* start RECORDS *

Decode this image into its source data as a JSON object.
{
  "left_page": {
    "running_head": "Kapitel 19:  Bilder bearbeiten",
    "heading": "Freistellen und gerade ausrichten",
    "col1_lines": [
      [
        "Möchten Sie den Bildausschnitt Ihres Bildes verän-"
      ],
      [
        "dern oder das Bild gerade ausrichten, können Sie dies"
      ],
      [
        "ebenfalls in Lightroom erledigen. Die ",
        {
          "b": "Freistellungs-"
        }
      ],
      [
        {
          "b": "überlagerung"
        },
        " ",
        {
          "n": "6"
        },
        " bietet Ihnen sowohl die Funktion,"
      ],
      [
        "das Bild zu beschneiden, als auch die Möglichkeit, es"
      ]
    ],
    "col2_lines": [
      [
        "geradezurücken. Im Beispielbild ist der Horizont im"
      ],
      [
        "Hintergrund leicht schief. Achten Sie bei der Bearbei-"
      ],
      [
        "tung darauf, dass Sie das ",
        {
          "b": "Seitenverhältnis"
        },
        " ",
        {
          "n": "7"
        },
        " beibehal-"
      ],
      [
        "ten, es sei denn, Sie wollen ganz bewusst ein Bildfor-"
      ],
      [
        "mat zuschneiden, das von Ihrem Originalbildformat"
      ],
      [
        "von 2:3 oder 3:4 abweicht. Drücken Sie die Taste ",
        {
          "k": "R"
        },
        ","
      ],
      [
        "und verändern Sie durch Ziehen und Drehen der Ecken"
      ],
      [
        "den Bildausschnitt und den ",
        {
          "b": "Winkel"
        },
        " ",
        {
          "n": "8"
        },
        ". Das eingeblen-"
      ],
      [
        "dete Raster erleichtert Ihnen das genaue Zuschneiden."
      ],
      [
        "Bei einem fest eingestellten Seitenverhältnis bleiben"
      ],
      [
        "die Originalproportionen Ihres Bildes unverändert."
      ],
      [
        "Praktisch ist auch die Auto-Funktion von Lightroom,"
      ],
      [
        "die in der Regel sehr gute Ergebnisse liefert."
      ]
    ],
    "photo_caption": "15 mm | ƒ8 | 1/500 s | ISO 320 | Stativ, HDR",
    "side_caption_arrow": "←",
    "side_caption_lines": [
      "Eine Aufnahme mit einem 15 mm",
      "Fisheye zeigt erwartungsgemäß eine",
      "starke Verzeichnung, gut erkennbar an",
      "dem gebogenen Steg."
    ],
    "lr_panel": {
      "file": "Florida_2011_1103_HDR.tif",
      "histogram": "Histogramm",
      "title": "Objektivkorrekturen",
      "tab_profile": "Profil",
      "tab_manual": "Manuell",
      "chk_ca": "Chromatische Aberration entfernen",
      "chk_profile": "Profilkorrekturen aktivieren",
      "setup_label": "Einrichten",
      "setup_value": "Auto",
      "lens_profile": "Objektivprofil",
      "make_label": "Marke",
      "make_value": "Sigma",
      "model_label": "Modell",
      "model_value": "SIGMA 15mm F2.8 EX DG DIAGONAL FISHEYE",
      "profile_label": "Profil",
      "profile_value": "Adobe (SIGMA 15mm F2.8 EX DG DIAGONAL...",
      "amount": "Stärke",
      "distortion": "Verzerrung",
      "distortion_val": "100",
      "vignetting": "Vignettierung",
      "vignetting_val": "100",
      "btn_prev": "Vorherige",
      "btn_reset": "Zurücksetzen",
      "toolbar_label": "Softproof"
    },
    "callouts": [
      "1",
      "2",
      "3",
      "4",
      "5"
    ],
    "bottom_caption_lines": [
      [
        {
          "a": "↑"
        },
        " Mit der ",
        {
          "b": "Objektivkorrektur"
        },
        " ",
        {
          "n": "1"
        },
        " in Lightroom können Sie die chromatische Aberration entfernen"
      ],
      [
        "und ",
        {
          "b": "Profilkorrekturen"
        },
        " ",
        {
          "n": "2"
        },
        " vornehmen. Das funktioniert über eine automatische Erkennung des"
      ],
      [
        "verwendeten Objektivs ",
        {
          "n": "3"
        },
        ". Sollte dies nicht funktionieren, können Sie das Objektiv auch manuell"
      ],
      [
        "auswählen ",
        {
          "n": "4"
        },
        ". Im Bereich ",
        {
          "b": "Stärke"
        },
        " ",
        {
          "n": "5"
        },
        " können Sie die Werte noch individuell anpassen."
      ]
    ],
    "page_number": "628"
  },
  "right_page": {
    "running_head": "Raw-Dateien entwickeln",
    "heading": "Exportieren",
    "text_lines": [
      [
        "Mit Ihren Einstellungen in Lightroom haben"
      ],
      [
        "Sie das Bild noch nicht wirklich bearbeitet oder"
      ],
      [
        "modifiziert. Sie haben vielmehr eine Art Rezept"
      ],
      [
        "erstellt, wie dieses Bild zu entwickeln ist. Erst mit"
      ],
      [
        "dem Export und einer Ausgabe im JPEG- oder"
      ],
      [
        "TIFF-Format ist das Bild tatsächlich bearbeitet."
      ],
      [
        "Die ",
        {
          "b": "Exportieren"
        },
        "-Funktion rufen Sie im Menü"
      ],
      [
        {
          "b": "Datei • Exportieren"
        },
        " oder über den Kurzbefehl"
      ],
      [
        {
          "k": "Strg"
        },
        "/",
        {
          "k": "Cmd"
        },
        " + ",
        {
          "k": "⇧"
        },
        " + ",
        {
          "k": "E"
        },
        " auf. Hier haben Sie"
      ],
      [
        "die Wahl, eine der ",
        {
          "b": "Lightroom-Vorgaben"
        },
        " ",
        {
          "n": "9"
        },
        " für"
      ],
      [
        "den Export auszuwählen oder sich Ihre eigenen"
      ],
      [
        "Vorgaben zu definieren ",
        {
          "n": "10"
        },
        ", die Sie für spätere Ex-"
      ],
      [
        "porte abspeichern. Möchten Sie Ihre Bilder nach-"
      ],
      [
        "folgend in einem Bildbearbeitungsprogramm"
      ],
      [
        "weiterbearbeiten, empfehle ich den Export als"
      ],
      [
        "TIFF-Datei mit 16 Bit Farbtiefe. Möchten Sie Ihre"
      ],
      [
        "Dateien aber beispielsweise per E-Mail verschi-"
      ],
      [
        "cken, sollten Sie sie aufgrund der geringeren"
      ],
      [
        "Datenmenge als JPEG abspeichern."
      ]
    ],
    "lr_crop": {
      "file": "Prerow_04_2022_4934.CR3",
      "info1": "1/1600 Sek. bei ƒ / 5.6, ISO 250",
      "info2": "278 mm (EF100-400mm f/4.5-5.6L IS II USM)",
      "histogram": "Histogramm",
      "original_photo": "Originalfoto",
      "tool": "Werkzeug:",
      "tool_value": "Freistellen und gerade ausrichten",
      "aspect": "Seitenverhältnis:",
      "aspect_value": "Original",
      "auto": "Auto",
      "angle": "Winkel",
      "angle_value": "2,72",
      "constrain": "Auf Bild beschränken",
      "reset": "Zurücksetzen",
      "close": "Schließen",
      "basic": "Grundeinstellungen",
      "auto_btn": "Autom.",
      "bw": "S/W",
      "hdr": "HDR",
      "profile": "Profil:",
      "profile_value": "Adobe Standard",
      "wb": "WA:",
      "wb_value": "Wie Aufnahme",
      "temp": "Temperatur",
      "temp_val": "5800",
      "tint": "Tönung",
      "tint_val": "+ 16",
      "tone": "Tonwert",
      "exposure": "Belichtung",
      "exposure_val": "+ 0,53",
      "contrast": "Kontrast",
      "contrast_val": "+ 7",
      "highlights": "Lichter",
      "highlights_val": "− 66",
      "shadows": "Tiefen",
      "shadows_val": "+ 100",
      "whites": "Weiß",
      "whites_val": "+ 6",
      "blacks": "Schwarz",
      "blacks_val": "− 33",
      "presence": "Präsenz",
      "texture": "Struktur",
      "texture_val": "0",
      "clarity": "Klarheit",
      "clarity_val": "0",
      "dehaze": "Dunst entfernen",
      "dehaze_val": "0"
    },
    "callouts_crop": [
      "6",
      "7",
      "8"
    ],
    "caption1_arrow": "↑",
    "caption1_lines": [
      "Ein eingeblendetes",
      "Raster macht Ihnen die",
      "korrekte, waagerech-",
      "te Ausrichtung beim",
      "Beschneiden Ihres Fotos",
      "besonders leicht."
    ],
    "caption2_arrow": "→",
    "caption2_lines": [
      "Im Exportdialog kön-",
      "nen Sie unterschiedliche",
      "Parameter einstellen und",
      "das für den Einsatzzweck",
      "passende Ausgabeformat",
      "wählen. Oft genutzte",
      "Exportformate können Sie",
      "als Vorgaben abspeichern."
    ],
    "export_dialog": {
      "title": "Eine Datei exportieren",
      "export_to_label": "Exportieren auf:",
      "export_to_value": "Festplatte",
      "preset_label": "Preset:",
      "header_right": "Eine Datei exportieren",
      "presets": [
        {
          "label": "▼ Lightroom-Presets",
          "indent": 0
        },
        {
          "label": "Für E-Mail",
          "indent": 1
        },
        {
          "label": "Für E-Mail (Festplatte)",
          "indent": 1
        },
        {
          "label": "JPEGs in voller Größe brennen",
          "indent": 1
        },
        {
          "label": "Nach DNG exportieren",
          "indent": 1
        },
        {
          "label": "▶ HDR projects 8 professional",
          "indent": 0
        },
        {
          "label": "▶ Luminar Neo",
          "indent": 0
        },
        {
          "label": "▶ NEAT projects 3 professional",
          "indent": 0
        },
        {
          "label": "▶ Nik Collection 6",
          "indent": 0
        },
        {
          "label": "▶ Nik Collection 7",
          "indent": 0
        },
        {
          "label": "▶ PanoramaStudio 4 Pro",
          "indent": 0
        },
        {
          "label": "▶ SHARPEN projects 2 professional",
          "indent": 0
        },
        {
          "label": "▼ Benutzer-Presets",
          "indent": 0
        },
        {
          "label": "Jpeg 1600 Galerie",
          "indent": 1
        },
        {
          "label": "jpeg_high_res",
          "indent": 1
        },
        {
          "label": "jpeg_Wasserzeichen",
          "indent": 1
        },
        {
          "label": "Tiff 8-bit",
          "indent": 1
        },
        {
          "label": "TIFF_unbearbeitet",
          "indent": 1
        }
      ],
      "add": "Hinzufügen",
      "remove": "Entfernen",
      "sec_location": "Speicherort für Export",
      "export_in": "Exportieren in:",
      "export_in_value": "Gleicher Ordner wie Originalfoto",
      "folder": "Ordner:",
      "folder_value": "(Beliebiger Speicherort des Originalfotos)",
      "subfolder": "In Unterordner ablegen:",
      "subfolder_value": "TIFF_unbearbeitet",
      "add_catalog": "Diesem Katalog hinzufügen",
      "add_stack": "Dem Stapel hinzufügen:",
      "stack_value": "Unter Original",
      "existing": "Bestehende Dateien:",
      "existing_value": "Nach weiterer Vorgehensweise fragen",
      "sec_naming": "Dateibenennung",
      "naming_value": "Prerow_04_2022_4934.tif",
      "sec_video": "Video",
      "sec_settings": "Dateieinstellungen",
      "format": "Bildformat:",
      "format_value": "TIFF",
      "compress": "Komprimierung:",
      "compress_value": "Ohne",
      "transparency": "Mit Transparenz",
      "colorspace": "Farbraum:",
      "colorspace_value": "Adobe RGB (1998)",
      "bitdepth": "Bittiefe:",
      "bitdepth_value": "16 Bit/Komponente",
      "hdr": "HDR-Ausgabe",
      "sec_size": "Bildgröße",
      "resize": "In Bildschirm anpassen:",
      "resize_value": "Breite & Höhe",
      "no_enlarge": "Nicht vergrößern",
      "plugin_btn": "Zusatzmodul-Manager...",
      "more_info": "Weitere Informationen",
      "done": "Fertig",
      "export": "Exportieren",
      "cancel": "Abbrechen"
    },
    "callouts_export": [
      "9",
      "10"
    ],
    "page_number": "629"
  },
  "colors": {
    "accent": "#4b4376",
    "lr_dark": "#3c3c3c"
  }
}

* end RECORDS *

◆ WHAT YOU HAVE TO DO
Filter the records above for "Bildausschnitt" and copy every matching line.

◆ REPLY
        "Möchten Sie den Bildausschnitt Ihres Bildes verän-"
        "den Bildausschnitt und den ",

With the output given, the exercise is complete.